• WORK TO DO:
Reproduce the whole listing, character for character.

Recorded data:
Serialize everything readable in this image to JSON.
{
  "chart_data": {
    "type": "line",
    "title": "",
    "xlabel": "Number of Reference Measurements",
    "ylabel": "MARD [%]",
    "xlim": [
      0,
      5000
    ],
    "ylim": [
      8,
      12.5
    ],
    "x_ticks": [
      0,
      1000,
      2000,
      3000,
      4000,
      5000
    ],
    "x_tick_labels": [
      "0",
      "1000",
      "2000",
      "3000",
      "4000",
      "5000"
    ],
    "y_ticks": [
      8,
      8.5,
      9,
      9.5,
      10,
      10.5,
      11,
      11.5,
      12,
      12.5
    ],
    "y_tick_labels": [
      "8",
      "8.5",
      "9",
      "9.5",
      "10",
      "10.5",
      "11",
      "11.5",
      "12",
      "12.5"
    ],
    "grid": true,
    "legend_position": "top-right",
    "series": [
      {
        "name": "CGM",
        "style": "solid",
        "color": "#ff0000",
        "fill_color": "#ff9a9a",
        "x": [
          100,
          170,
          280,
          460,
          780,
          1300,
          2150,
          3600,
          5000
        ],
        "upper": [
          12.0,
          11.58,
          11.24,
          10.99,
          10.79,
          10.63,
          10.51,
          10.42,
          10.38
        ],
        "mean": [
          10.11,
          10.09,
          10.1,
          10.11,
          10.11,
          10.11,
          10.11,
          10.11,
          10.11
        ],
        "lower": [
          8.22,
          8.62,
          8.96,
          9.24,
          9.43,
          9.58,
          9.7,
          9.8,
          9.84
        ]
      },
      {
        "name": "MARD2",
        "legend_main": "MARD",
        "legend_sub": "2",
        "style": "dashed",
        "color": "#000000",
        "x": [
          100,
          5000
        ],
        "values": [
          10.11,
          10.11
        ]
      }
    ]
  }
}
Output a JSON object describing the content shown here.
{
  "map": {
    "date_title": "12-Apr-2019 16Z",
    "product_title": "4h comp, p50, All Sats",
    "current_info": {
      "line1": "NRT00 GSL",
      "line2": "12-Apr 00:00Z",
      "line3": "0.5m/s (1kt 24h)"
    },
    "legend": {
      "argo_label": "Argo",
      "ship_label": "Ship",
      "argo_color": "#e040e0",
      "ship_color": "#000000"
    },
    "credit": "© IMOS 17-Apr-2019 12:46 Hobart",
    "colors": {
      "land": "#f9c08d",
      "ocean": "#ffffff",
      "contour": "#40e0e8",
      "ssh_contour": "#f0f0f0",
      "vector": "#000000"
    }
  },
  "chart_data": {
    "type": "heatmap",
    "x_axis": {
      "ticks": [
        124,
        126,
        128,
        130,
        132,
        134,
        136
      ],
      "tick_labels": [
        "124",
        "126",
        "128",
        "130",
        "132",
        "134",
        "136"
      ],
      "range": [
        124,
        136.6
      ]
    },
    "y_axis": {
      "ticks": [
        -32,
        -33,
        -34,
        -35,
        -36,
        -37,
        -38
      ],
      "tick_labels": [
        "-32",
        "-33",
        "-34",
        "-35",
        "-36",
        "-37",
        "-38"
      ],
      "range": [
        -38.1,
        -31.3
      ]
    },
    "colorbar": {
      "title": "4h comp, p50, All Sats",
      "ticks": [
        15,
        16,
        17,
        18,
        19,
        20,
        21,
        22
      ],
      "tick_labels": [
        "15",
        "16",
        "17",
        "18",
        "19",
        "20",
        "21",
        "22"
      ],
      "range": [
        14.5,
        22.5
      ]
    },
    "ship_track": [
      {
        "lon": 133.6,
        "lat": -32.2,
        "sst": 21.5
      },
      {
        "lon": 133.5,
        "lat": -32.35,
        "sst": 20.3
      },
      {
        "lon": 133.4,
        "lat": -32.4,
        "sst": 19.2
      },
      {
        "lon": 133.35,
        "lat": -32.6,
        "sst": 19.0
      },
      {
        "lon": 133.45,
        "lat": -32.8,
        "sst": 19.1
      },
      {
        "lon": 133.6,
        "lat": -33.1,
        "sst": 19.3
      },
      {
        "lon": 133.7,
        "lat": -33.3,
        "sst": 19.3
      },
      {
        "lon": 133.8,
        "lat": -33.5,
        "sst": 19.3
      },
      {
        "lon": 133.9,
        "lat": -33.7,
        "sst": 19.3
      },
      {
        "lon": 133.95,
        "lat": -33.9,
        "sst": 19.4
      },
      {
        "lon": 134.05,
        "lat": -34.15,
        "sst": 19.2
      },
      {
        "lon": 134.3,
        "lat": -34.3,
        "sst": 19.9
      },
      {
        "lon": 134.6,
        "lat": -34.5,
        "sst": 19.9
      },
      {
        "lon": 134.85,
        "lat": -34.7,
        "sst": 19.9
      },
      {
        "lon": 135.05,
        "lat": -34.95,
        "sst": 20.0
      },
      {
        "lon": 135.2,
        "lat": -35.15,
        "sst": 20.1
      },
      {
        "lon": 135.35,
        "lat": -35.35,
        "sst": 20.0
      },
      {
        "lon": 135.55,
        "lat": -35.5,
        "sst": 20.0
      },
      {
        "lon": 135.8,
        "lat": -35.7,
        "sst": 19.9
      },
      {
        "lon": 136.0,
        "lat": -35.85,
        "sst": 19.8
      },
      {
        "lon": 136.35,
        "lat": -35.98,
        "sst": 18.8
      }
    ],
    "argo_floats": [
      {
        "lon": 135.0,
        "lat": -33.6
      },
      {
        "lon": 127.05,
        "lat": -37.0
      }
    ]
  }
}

• FINISHED TASK:
Serialize everything readable in this image to JSON.
{
  "chart_data": {
    "type": "line",
    "title": "",
    "xlabel": "Number of Reference Measurements",
    "ylabel": "MARD [%]",
    "xlim": [
      0,
      5000
    ],
    "ylim": [
      8,
      12.5
    ],
    "x_ticks": [
      0,
      1000,
      2000,
      3000,
      4000,
      5000
    ],
    "x_tick_labels": [
      "0",
      "1000",
      "2000",
      "3000",
      "4000",
      "5000"
    ],
    "y_ticks": [
      8,
      8.5,
      9,
      9.5,
      10,
      10.5,
      11,
      11.5,
      12,
      12.5
    ],
    "y_tick_labels": [
      "8",
      "8.5",
      "9",
      "9.5",
      "10",
      "10.5",
      "11",
      "11.5",
      "12",
      "12.5"
    ],
    "grid": true,
    "legend_position": "top-right",
    "series": [
      {
        "name": "CGM",
        "style": "solid",
        "color": "#ff0000",
        "fill_color": "#ff9a9a",
        "x": [
          100,
          170,
          280,
          460,
          780,
          1300,
          2150,
          3600,
          5000
        ],
        "upper": [
          12.0,
          11.58,
          11.24,
          10.99,
          10.79,
          10.63,
          10.51,
          10.42,
          10.38
        ],
        "mean": [
          10.11,
          10.09,
          10.1,
          10.11,
          10.11,
          10.11,
          10.11,
          10.11,
          10.11
        ],
        "lower": [
          8.22,
          8.62,
          8.96,
          9.24,
          9.43,
          9.58,
          9.7,
          9.8,
          9.84
        ]
      },
      {
        "name": "MARD2",
        "legend_main": "MARD",
        "legend_sub": "2",
        "style": "dashed",
        "color": "#000000",
        "x": [
          100,
          5000
        ],
        "values": [
          10.11,
          10.11
        ]
      }
    ]
  }
}
Output a JSON object describing the content shown here.
{
  "map": {
    "date_title": "12-Apr-2019 16Z",
    "product_title": "4h comp, p50, All Sats",
    "current_info": {
      "line1": "NRT00 GSL",
      "line2": "12-Apr 00:00Z",
      "line3": "0.5m/s (1kt 24h)"
    },
    "legend": {
      "argo_label": "Argo",
      "ship_label": "Ship",
      "argo_color": "#e040e0",
      "ship_color": "#000000"
    },
    "credit": "© IMOS 17-Apr-2019 12:46 Hobart",
    "colors": {
      "land": "#f9c08d",
      "ocean": "#ffffff",
      "contour": "#40e0e8",
      "ssh_contour": "#f0f0f0",
      "vector": "#000000"
    }
  },
  "chart_data": {
    "type": "heatmap",
    "x_axis": {
      "ticks": [
        124,
        126,
        128,
        130,
        132,
        134,
        136
      ],
      "tick_labels": [
        "124",
        "126",
        "128",
        "130",
        "132",
        "134",
        "136"
      ],
      "range": [
        124,
        136.6
      ]
    },
    "y_axis": {
      "ticks": [
        -32,
        -33,
        -34,
        -35,
        -36,
        -37,
        -38
      ],
      "tick_labels": [
        "-32",
        "-33",
        "-34",
        "-35",
        "-36",
        "-37",
        "-38"
      ],
      "range": [
        -38.1,
        -31.3
      ]
    },
    "colorbar": {
      "title": "4h comp, p50, All Sats",
      "ticks": [
        15,
        16,
        17,
        18,
        19,
        20,
        21,
        22
      ],
      "tick_labels": [
        "15",
        "16",
        "17",
        "18",
        "19",
        "20",
        "21",
        "22"
      ],
      "range": [
        14.5,
        22.5
      ]
    },
    "ship_track": [
      {
        "lon": 133.6,
        "lat": -32.2,
        "sst": 21.5
      },
      {
        "lon": 133.5,
        "lat": -32.35,
        "sst": 20.3
      },
      {
        "lon": 133.4,
        "lat": -32.4,
        "sst": 19.2
      },
      {
        "lon": 133.35,
        "lat": -32.6,
        "sst": 19.0
      },
      {
        "lon": 133.45,
        "lat": -32.8,
        "sst": 19.1
      },
      {
        "lon": 133.6,
        "lat": -33.1,
        "sst": 19.3
      },
      {
        "lon": 133.7,
        "lat": -33.3,
        "sst": 19.3
      },
      {
        "lon": 133.8,
        "lat": -33.5,
        "sst": 19.3
      },
      {
        "lon": 133.9,
        "lat": -33.7,
        "sst": 19.3
      },
      {
        "lon": 133.95,
        "lat": -33.9,
        "sst": 19.4
      },
      {
        "lon": 134.05,
        "lat": -34.15,
        "sst": 19.2
      },
      {
        "lon": 134.3,
        "lat": -34.3,
        "sst": 19.9
      },
      {
        "lon": 134.6,
        "lat": -34.5,
        "sst": 19.9
      },
      {
        "lon": 134.85,
        "lat": -34.7,
        "sst": 19.9
      },
      {
        "lon": 135.05,
        "lat": -34.95,
        "sst": 20.0
      },
      {
        "lon": 135.2,
        "lat": -35.15,
        "sst": 20.1
      },
      {
        "lon": 135.35,
        "lat": -35.35,
        "sst": 20.0
      },
      {
        "lon": 135.55,
        "lat": -35.5,
        "sst": 20.0
      },
      {
        "lon": 135.8,
        "lat": -35.7,
        "sst": 19.9
      },
      {
        "lon": 136.0,
        "lat": -35.85,
        "sst": 19.8
      },
      {
        "lon": 136.35,
        "lat": -35.98,
        "sst": 18.8
      }
    ],
    "argo_floats": [
      {
        "lon": 135.0,
        "lat": -33.6
      },
      {
        "lon": 127.05,
        "lat": -37.0
      }
    ]
  }
}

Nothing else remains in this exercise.